[Dataset items]
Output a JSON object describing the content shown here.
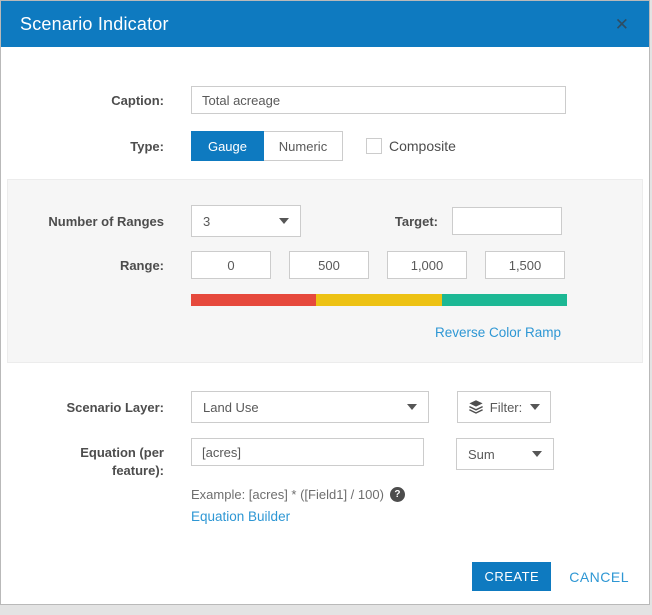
{
  "window": {
    "title": "Scenario Indicator"
  },
  "icons": {
    "close": "✕",
    "help": "?"
  },
  "form": {
    "caption": {
      "label": "Caption:",
      "value": "Total acreage"
    },
    "type": {
      "label": "Type:",
      "options": [
        {
          "label": "Gauge",
          "selected": true
        },
        {
          "label": "Numeric",
          "selected": false
        }
      ],
      "composite": {
        "label": "Composite",
        "checked": false
      }
    },
    "ranges": {
      "number_label": "Number of Ranges",
      "number_value": "3",
      "target_label": "Target:",
      "target_value": "",
      "range_label": "Range:",
      "values": [
        "0",
        "500",
        "1,000",
        "1,500"
      ],
      "reverse_link": "Reverse Color Ramp"
    },
    "scenario_layer": {
      "label": "Scenario Layer:",
      "value": "Land Use",
      "filter_label": "Filter:"
    },
    "equation": {
      "label": "Equation (per feature):",
      "value": "[acres]",
      "aggregation_value": "Sum",
      "example": "Example: [acres] * ([Field1] / 100)",
      "builder_link": "Equation Builder"
    }
  },
  "footer": {
    "create": "CREATE",
    "cancel": "CANCEL"
  },
  "colors": {
    "header": "#0e7ac0",
    "accent": "#0e7ac0",
    "link": "#2e97d4",
    "ramp": [
      "#e6493c",
      "#edc214",
      "#1cb894"
    ]
  }
}
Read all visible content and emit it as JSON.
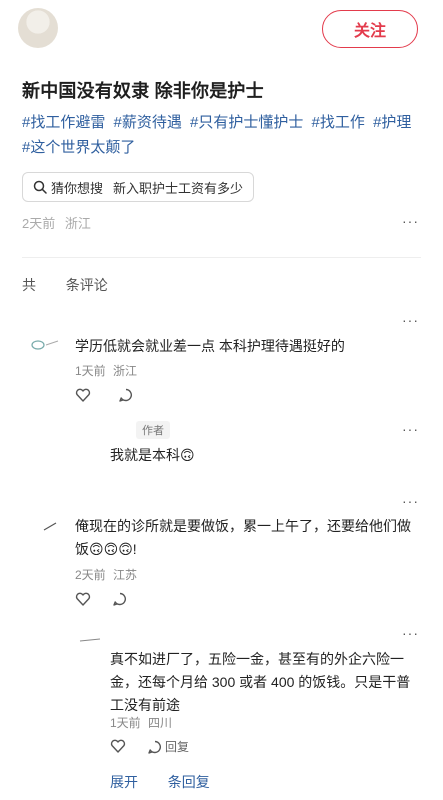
{
  "header": {
    "follow_label": "关注"
  },
  "post": {
    "title": "新中国没有奴隶 除非你是护士",
    "tags": [
      "#找工作避雷",
      "#薪资待遇",
      "#只有护士懂护士",
      "#找工作",
      "#护理",
      "#这个世界太颠了"
    ],
    "guess_prefix": "猜你想搜",
    "guess_query": "新入职护士工资有多少",
    "time": "2天前",
    "location": "浙江",
    "more": "···"
  },
  "comments_header": {
    "prefix": "共",
    "suffix": "条评论"
  },
  "comments": [
    {
      "text": "学历低就会就业差一点 本科护理待遇挺好的",
      "time": "1天前",
      "location": "浙江",
      "more": "···"
    },
    {
      "author_tag": "作者",
      "text": "我就是本科",
      "emoji": "🙃",
      "more": "···"
    },
    {
      "text_line1": "俺现在的诊所就是要做饭，累一上午了，还要给他们做",
      "text_line2_prefix": "饭",
      "emojis": "🙃🙃🙃",
      "text_line2_suffix": "!",
      "time": "2天前",
      "location": "江苏",
      "more": "···"
    },
    {
      "text": "真不如进厂了，五险一金，甚至有的外企六险一金，还每个月给 300 或者 400 的饭钱。只是干普工没有前途",
      "time": "1天前",
      "location": "四川",
      "reply_label": "回复",
      "more": "···"
    }
  ],
  "expand": {
    "prefix": "展开",
    "suffix": "条回复"
  },
  "colors": {
    "accent": "#e33b4c",
    "link": "#2f5f9f",
    "meta": "#aaaaaa"
  }
}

■ Brief: Without the pictures, return all the records precisely as they stand.

■ Right answer:
Output a JSON object describing the content shown here.
{
  "window": {
    "title": "Scenario Indicator"
  },
  "icons": {
    "close": "✕",
    "help": "?"
  },
  "form": {
    "caption": {
      "label": "Caption:",
      "value": "Total acreage"
    },
    "type": {
      "label": "Type:",
      "options": [
        {
          "label": "Gauge",
          "selected": true
        },
        {
          "label": "Numeric",
          "selected": false
        }
      ],
      "composite": {
        "label": "Composite",
        "checked": false
      }
    },
    "ranges": {
      "number_label": "Number of Ranges",
      "number_value": "3",
      "target_label": "Target:",
      "target_value": "",
      "range_label": "Range:",
      "values": [
        "0",
        "500",
        "1,000",
        "1,500"
      ],
      "reverse_link": "Reverse Color Ramp"
    },
    "scenario_layer": {
      "label": "Scenario Layer:",
      "value": "Land Use",
      "filter_label": "Filter:"
    },
    "equation": {
      "label": "Equation (per feature):",
      "value": "[acres]",
      "aggregation_value": "Sum",
      "example": "Example: [acres] * ([Field1] / 100)",
      "builder_link": "Equation Builder"
    }
  },
  "footer": {
    "create": "CREATE",
    "cancel": "CANCEL"
  },
  "colors": {
    "header": "#0e7ac0",
    "accent": "#0e7ac0",
    "link": "#2e97d4",
    "ramp": [
      "#e6493c",
      "#edc214",
      "#1cb894"
    ]
  }
}
Read all visible content and emit it as JSON.
{
  "header": {
    "follow_label": "关注"
  },
  "post": {
    "title": "新中国没有奴隶 除非你是护士",
    "tags": [
      "#找工作避雷",
      "#薪资待遇",
      "#只有护士懂护士",
      "#找工作",
      "#护理",
      "#这个世界太颠了"
    ],
    "guess_prefix": "猜你想搜",
    "guess_query": "新入职护士工资有多少",
    "time": "2天前",
    "location": "浙江",
    "more": "···"
  },
  "comments_header": {
    "prefix": "共",
    "suffix": "条评论"
  },
  "comments": [
    {
      "text": "学历低就会就业差一点 本科护理待遇挺好的",
      "time": "1天前",
      "location": "浙江",
      "more": "···"
    },
    {
      "author_tag": "作者",
      "text": "我就是本科",
      "emoji": "🙃",
      "more": "···"
    },
    {
      "text_line1": "俺现在的诊所就是要做饭，累一上午了，还要给他们做",
      "text_line2_prefix": "饭",
      "emojis": "🙃🙃🙃",
      "text_line2_suffix": "!",
      "time": "2天前",
      "location": "江苏",
      "more": "···"
    },
    {
      "text": "真不如进厂了，五险一金，甚至有的外企六险一金，还每个月给 300 或者 400 的饭钱。只是干普工没有前途",
      "time": "1天前",
      "location": "四川",
      "reply_label": "回复",
      "more": "···"
    }
  ],
  "expand": {
    "prefix": "展开",
    "suffix": "条回复"
  },
  "colors": {
    "accent": "#e33b4c",
    "link": "#2f5f9f",
    "meta": "#aaaaaa"
  }
}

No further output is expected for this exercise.